## [Set task]
Write out each line of the material again, word for word.

Items from a data source:
========

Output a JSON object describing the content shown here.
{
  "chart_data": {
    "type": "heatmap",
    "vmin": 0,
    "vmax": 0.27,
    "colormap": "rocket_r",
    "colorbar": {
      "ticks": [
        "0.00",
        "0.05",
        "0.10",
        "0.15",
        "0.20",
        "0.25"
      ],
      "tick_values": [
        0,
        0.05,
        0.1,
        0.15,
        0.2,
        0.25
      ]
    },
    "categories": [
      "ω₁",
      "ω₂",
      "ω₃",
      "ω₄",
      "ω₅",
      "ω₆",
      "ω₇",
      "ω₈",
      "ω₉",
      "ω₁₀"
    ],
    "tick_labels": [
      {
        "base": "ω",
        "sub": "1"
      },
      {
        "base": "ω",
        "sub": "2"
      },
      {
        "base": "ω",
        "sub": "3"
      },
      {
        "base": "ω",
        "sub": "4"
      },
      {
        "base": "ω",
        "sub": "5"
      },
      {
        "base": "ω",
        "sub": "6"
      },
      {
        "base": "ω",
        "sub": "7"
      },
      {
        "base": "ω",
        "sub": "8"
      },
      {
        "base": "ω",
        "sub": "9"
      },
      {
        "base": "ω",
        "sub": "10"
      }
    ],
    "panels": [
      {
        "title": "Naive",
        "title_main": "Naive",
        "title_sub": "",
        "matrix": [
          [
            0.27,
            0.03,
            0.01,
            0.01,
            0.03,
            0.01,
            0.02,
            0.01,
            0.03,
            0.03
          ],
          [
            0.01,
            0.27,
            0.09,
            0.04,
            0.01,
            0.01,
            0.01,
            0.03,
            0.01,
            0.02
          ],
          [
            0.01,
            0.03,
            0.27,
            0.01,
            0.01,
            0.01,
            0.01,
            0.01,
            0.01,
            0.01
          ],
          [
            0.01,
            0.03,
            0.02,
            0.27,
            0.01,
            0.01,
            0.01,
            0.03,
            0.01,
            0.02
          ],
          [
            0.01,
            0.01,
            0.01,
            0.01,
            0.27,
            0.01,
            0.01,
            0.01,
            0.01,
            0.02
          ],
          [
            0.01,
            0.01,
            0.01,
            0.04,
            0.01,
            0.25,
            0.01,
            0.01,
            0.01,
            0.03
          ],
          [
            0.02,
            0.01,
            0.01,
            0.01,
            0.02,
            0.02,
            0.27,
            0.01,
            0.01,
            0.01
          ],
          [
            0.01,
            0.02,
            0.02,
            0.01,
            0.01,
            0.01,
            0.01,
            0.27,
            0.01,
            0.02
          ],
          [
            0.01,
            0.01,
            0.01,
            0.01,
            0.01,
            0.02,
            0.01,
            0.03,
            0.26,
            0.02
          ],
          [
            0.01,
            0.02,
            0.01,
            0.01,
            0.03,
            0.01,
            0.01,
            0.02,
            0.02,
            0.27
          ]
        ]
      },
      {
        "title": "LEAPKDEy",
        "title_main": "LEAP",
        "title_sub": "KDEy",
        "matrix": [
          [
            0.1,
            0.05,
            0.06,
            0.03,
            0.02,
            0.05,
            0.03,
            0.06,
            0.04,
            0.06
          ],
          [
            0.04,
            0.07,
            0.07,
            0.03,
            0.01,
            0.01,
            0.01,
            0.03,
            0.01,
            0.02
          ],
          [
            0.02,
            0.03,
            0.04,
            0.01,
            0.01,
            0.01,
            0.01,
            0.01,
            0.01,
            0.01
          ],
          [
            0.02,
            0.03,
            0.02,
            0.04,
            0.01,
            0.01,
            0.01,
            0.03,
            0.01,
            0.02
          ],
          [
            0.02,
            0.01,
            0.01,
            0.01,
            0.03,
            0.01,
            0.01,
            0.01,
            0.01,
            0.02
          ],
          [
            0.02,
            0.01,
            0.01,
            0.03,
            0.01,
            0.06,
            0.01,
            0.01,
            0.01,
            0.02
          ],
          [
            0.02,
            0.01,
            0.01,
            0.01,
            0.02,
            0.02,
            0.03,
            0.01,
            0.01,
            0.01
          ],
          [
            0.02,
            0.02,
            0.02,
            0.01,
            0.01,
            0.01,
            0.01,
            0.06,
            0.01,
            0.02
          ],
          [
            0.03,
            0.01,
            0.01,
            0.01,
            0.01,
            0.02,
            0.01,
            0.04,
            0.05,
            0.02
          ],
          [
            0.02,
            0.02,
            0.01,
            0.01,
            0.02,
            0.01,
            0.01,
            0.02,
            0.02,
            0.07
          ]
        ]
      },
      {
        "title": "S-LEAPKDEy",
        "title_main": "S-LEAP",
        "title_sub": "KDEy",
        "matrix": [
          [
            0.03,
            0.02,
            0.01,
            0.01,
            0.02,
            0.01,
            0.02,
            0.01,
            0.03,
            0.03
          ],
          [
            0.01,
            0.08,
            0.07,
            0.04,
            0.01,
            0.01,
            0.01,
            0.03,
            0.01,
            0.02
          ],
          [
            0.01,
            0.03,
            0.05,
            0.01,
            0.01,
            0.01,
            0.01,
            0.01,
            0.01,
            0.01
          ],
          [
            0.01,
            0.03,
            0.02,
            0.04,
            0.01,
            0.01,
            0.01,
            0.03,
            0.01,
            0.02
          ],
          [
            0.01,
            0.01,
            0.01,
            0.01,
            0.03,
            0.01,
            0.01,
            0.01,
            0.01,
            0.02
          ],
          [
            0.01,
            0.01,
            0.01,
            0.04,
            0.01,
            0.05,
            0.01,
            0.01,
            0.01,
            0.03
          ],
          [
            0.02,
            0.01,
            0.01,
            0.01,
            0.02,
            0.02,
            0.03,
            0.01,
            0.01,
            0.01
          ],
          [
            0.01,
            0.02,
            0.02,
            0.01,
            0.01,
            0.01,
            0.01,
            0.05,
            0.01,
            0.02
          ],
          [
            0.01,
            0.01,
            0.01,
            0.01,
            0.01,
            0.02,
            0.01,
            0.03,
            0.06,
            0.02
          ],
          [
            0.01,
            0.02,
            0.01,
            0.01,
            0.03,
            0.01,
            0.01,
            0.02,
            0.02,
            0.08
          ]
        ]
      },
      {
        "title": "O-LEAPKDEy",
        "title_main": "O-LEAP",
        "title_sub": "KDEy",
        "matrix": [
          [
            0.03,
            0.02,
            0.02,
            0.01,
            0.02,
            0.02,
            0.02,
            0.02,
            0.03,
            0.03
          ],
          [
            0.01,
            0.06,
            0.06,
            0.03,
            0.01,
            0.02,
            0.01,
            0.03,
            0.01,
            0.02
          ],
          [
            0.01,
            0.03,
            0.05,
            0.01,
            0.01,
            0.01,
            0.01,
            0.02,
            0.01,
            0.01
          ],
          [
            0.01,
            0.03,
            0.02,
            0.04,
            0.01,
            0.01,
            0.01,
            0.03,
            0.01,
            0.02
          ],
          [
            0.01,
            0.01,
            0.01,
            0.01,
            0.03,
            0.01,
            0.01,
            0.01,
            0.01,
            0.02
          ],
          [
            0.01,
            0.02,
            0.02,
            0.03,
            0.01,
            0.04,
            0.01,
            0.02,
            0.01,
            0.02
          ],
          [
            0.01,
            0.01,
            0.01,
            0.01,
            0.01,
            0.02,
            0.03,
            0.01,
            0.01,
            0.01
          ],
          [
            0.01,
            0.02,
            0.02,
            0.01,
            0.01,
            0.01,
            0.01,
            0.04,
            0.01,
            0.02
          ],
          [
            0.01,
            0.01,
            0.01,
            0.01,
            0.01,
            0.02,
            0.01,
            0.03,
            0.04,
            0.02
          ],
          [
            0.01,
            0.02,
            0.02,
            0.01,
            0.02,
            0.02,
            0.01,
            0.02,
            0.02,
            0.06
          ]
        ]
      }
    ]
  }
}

========

## [Task answer]
Output a JSON object describing the content shown here.
{
  "chart_data": {
    "type": "heatmap",
    "vmin": 0,
    "vmax": 0.27,
    "colormap": "rocket_r",
    "colorbar": {
      "ticks": [
        "0.00",
        "0.05",
        "0.10",
        "0.15",
        "0.20",
        "0.25"
      ],
      "tick_values": [
        0,
        0.05,
        0.1,
        0.15,
        0.2,
        0.25
      ]
    },
    "categories": [
      "ω₁",
      "ω₂",
      "ω₃",
      "ω₄",
      "ω₅",
      "ω₆",
      "ω₇",
      "ω₈",
      "ω₉",
      "ω₁₀"
    ],
    "tick_labels": [
      {
        "base": "ω",
        "sub": "1"
      },
      {
        "base": "ω",
        "sub": "2"
      },
      {
        "base": "ω",
        "sub": "3"
      },
      {
        "base": "ω",
        "sub": "4"
      },
      {
        "base": "ω",
        "sub": "5"
      },
      {
        "base": "ω",
        "sub": "6"
      },
      {
        "base": "ω",
        "sub": "7"
      },
      {
        "base": "ω",
        "sub": "8"
      },
      {
        "base": "ω",
        "sub": "9"
      },
      {
        "base": "ω",
        "sub": "10"
      }
    ],
    "panels": [
      {
        "title": "Naive",
        "title_main": "Naive",
        "title_sub": "",
        "matrix": [
          [
            0.27,
            0.03,
            0.01,
            0.01,
            0.03,
            0.01,
            0.02,
            0.01,
            0.03,
            0.03
          ],
          [
            0.01,
            0.27,
            0.09,
            0.04,
            0.01,
            0.01,
            0.01,
            0.03,
            0.01,
            0.02
          ],
          [
            0.01,
            0.03,
            0.27,
            0.01,
            0.01,
            0.01,
            0.01,
            0.01,
            0.01,
            0.01
          ],
          [
            0.01,
            0.03,
            0.02,
            0.27,
            0.01,
            0.01,
            0.01,
            0.03,
            0.01,
            0.02
          ],
          [
            0.01,
            0.01,
            0.01,
            0.01,
            0.27,
            0.01,
            0.01,
            0.01,
            0.01,
            0.02
          ],
          [
            0.01,
            0.01,
            0.01,
            0.04,
            0.01,
            0.25,
            0.01,
            0.01,
            0.01,
            0.03
          ],
          [
            0.02,
            0.01,
            0.01,
            0.01,
            0.02,
            0.02,
            0.27,
            0.01,
            0.01,
            0.01
          ],
          [
            0.01,
            0.02,
            0.02,
            0.01,
            0.01,
            0.01,
            0.01,
            0.27,
            0.01,
            0.02
          ],
          [
            0.01,
            0.01,
            0.01,
            0.01,
            0.01,
            0.02,
            0.01,
            0.03,
            0.26,
            0.02
          ],
          [
            0.01,
            0.02,
            0.01,
            0.01,
            0.03,
            0.01,
            0.01,
            0.02,
            0.02,
            0.27
          ]
        ]
      },
      {
        "title": "LEAPKDEy",
        "title_main": "LEAP",
        "title_sub": "KDEy",
        "matrix": [
          [
            0.1,
            0.05,
            0.06,
            0.03,
            0.02,
            0.05,
            0.03,
            0.06,
            0.04,
            0.06
          ],
          [
            0.04,
            0.07,
            0.07,
            0.03,
            0.01,
            0.01,
            0.01,
            0.03,
            0.01,
            0.02
          ],
          [
            0.02,
            0.03,
            0.04,
            0.01,
            0.01,
            0.01,
            0.01,
            0.01,
            0.01,
            0.01
          ],
          [
            0.02,
            0.03,
            0.02,
            0.04,
            0.01,
            0.01,
            0.01,
            0.03,
            0.01,
            0.02
          ],
          [
            0.02,
            0.01,
            0.01,
            0.01,
            0.03,
            0.01,
            0.01,
            0.01,
            0.01,
            0.02
          ],
          [
            0.02,
            0.01,
            0.01,
            0.03,
            0.01,
            0.06,
            0.01,
            0.01,
            0.01,
            0.02
          ],
          [
            0.02,
            0.01,
            0.01,
            0.01,
            0.02,
            0.02,
            0.03,
            0.01,
            0.01,
            0.01
          ],
          [
            0.02,
            0.02,
            0.02,
            0.01,
            0.01,
            0.01,
            0.01,
            0.06,
            0.01,
            0.02
          ],
          [
            0.03,
            0.01,
            0.01,
            0.01,
            0.01,
            0.02,
            0.01,
            0.04,
            0.05,
            0.02
          ],
          [
            0.02,
            0.02,
            0.01,
            0.01,
            0.02,
            0.01,
            0.01,
            0.02,
            0.02,
            0.07
          ]
        ]
      },
      {
        "title": "S-LEAPKDEy",
        "title_main": "S-LEAP",
        "title_sub": "KDEy",
        "matrix": [
          [
            0.03,
            0.02,
            0.01,
            0.01,
            0.02,
            0.01,
            0.02,
            0.01,
            0.03,
            0.03
          ],
          [
            0.01,
            0.08,
            0.07,
            0.04,
            0.01,
            0.01,
            0.01,
            0.03,
            0.01,
            0.02
          ],
          [
            0.01,
            0.03,
            0.05,
            0.01,
            0.01,
            0.01,
            0.01,
            0.01,
            0.01,
            0.01
          ],
          [
            0.01,
            0.03,
            0.02,
            0.04,
            0.01,
            0.01,
            0.01,
            0.03,
            0.01,
            0.02
          ],
          [
            0.01,
            0.01,
            0.01,
            0.01,
            0.03,
            0.01,
            0.01,
            0.01,
            0.01,
            0.02
          ],
          [
            0.01,
            0.01,
            0.01,
            0.04,
            0.01,
            0.05,
            0.01,
            0.01,
            0.01,
            0.03
          ],
          [
            0.02,
            0.01,
            0.01,
            0.01,
            0.02,
            0.02,
            0.03,
            0.01,
            0.01,
            0.01
          ],
          [
            0.01,
            0.02,
            0.02,
            0.01,
            0.01,
            0.01,
            0.01,
            0.05,
            0.01,
            0.02
          ],
          [
            0.01,
            0.01,
            0.01,
            0.01,
            0.01,
            0.02,
            0.01,
            0.03,
            0.06,
            0.02
          ],
          [
            0.01,
            0.02,
            0.01,
            0.01,
            0.03,
            0.01,
            0.01,
            0.02,
            0.02,
            0.08
          ]
        ]
      },
      {
        "title": "O-LEAPKDEy",
        "title_main": "O-LEAP",
        "title_sub": "KDEy",
        "matrix": [
          [
            0.03,
            0.02,
            0.02,
            0.01,
            0.02,
            0.02,
            0.02,
            0.02,
            0.03,
            0.03
          ],
          [
            0.01,
            0.06,
            0.06,
            0.03,
            0.01,
            0.02,
            0.01,
            0.03,
            0.01,
            0.02
          ],
          [
            0.01,
            0.03,
            0.05,
            0.01,
            0.01,
            0.01,
            0.01,
            0.02,
            0.01,
            0.01
          ],
          [
            0.01,
            0.03,
            0.02,
            0.04,
            0.01,
            0.01,
            0.01,
            0.03,
            0.01,
            0.02
          ],
          [
            0.01,
            0.01,
            0.01,
            0.01,
            0.03,
            0.01,
            0.01,
            0.01,
            0.01,
            0.02
          ],
          [
            0.01,
            0.02,
            0.02,
            0.03,
            0.01,
            0.04,
            0.01,
            0.02,
            0.01,
            0.02
          ],
          [
            0.01,
            0.01,
            0.01,
            0.01,
            0.01,
            0.02,
            0.03,
            0.01,
            0.01,
            0.01
          ],
          [
            0.01,
            0.02,
            0.02,
            0.01,
            0.01,
            0.01,
            0.01,
            0.04,
            0.01,
            0.02
          ],
          [
            0.01,
            0.01,
            0.01,
            0.01,
            0.01,
            0.02,
            0.01,
            0.03,
            0.04,
            0.02
          ],
          [
            0.01,
            0.02,
            0.02,
            0.01,
            0.02,
            0.02,
            0.01,
            0.02,
            0.02,
            0.06
          ]
        ]
      }
    ]
  }
}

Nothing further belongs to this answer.